**GIVEN REQUEST**
Rewrite the items as a JSON list of strings, one string per line and blank lines omitted. Cover only the span from the first line through the line containing "score-marker (1416, 126, 1422, 144)", with both ends included.

**Items from a dataset**
----------------------------------------
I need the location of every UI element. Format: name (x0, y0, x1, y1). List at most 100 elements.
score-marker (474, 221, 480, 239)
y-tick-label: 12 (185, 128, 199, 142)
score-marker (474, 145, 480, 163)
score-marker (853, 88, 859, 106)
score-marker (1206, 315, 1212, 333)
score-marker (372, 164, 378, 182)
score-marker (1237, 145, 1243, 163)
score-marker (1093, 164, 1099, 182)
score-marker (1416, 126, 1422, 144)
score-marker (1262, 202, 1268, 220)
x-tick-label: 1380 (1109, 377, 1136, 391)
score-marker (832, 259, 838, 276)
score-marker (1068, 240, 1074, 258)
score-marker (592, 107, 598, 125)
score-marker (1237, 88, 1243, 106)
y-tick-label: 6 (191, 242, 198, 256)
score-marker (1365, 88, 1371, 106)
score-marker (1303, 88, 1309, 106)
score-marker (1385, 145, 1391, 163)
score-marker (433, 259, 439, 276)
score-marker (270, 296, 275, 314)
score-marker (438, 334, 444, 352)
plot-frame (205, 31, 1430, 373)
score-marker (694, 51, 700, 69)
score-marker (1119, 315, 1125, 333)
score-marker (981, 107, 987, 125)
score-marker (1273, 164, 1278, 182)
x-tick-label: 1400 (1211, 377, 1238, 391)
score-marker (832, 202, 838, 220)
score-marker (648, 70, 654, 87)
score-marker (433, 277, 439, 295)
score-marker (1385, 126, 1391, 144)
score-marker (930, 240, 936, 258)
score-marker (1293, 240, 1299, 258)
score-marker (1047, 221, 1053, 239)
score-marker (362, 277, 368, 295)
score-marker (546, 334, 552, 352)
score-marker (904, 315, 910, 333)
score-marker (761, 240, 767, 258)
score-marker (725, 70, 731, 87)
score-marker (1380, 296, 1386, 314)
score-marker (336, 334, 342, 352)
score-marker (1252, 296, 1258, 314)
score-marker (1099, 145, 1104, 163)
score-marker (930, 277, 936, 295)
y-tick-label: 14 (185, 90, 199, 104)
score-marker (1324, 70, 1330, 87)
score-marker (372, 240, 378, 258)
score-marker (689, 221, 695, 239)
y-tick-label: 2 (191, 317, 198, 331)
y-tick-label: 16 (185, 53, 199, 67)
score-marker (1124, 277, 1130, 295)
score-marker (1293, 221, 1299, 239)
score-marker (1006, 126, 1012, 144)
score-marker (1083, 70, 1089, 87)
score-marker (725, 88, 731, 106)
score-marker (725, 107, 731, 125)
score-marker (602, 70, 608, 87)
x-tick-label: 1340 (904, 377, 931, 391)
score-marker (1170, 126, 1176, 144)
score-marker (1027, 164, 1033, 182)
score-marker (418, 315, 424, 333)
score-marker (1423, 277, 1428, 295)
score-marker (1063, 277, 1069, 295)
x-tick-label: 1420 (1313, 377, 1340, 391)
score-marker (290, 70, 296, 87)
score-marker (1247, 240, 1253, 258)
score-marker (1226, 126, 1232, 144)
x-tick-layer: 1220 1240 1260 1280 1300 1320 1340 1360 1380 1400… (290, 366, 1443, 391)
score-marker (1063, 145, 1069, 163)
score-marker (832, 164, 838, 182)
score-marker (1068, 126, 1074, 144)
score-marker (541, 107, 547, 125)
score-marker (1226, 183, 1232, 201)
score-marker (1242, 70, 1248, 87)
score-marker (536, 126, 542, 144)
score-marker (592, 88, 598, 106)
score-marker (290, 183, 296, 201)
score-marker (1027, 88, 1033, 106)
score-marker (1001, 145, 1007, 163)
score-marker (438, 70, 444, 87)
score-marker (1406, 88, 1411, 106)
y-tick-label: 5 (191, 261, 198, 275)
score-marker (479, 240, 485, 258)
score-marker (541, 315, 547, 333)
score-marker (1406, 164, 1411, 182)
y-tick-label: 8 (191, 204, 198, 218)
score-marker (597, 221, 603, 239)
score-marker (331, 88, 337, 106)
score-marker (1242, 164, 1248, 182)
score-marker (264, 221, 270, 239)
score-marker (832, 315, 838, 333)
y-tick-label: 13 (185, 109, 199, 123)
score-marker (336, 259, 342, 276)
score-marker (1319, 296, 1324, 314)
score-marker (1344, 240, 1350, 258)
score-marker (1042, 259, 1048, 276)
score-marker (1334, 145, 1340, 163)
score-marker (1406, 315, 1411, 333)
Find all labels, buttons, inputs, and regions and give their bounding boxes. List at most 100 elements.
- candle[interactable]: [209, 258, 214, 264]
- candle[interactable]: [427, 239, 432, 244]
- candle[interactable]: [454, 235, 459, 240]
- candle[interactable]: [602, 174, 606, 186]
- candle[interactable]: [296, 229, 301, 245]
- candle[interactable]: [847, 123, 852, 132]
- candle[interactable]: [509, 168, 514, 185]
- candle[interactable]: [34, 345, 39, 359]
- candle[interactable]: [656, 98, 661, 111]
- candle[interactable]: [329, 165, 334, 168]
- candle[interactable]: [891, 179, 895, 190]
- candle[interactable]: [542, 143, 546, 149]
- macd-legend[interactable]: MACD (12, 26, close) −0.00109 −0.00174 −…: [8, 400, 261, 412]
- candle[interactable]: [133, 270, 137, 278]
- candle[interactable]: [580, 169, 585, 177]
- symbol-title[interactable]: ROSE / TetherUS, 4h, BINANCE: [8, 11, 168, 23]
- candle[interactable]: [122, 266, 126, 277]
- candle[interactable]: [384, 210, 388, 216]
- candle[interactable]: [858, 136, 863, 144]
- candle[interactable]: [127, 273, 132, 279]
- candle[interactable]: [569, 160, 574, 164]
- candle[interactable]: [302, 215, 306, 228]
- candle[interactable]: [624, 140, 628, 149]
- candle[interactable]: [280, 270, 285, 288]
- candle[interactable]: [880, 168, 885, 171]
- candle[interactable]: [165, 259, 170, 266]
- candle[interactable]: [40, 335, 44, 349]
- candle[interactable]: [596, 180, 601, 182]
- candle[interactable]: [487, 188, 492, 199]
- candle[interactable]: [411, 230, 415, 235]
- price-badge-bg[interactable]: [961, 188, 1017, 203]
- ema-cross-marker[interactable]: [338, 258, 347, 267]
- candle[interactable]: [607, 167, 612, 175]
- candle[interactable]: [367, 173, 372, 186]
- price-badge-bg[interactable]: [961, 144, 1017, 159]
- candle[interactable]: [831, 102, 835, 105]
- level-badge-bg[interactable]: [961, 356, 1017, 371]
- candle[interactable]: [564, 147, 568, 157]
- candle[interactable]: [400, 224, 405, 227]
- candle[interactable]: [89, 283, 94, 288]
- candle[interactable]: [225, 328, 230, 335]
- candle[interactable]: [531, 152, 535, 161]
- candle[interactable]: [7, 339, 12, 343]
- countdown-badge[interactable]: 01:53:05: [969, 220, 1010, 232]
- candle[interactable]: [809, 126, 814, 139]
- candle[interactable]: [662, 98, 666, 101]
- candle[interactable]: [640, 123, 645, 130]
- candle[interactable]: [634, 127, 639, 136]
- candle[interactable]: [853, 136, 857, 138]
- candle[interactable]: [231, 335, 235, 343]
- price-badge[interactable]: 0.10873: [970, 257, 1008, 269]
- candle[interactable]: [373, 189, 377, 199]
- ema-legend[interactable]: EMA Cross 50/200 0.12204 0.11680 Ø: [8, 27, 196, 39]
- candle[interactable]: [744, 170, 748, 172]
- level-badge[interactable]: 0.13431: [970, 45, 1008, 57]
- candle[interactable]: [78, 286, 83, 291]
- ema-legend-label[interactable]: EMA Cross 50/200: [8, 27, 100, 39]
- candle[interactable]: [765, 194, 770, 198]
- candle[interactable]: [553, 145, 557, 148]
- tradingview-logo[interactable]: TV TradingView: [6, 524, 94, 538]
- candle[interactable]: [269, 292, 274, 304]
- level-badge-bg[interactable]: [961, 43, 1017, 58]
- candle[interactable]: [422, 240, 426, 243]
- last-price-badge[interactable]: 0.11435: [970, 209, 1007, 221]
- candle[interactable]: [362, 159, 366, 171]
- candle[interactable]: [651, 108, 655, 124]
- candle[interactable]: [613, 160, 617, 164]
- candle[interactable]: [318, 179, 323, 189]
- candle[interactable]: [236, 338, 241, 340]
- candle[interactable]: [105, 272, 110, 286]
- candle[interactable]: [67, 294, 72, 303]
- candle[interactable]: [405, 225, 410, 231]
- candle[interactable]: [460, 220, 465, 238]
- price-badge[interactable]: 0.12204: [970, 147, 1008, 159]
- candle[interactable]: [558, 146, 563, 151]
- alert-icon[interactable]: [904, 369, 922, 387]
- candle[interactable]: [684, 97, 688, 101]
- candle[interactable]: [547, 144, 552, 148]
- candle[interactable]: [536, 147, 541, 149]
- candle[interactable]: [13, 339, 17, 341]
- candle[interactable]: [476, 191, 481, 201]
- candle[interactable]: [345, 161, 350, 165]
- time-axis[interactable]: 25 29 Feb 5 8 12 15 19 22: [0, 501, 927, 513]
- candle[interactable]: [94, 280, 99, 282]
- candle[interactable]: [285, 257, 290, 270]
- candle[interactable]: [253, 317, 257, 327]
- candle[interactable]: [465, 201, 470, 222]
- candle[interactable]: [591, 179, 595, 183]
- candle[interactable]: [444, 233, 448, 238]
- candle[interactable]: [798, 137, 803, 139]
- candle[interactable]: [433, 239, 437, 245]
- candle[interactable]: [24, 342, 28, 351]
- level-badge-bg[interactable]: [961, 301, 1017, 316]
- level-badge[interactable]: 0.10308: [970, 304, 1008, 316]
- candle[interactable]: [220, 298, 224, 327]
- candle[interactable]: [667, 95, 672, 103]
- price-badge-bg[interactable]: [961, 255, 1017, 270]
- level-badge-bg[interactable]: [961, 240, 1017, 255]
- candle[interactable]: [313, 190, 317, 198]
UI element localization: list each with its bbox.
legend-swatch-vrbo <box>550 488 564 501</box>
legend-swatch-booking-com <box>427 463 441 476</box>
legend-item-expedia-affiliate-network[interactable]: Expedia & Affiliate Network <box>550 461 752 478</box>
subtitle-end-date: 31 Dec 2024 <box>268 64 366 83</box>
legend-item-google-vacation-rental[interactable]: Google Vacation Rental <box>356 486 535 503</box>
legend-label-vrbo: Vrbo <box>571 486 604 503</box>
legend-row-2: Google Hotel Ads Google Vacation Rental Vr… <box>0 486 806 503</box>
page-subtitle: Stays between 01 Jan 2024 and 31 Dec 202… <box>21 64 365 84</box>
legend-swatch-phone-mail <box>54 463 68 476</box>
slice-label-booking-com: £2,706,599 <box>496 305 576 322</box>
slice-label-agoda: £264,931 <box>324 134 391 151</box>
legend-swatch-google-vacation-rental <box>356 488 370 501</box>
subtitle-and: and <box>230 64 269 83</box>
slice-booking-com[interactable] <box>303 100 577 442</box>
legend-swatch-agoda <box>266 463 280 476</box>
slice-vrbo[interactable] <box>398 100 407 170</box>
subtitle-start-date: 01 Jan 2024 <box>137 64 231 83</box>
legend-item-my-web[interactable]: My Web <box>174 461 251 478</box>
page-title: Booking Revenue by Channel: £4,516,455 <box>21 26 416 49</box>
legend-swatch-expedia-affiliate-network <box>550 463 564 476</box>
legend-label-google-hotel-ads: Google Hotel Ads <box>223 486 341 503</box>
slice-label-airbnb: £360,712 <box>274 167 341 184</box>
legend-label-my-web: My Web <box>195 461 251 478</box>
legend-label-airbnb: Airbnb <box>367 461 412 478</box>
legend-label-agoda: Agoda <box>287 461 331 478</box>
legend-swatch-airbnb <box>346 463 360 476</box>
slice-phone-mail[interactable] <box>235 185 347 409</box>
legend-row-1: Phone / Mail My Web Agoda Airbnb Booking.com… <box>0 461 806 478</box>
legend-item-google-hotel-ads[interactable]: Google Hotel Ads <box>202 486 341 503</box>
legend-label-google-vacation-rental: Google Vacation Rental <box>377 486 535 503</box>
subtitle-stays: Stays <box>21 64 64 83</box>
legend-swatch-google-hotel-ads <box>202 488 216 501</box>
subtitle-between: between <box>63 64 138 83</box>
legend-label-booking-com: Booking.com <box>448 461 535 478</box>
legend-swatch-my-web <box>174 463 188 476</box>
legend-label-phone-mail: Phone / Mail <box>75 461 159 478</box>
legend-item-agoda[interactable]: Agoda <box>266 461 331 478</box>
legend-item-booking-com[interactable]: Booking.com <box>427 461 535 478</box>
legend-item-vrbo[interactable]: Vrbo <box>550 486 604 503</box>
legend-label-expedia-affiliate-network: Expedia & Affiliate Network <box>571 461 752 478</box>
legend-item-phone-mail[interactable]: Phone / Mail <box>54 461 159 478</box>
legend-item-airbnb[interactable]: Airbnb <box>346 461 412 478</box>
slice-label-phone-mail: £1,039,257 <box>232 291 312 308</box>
----------------------------------------
**TASK SOLUTION**
[
  "I need the location of every UI element. Format: name (x0, y0, x1, y1). List at most 100 elements.",
  "score-marker (474, 221, 480, 239)",
  "y-tick-label: 12 (185, 128, 199, 142)",
  "score-marker (474, 145, 480, 163)",
  "score-marker (853, 88, 859, 106)",
  "score-marker (1206, 315, 1212, 333)",
  "score-marker (372, 164, 378, 182)",
  "score-marker (1237, 145, 1243, 163)",
  "score-marker (1093, 164, 1099, 182)",
  "score-marker (1416, 126, 1422, 144)"
]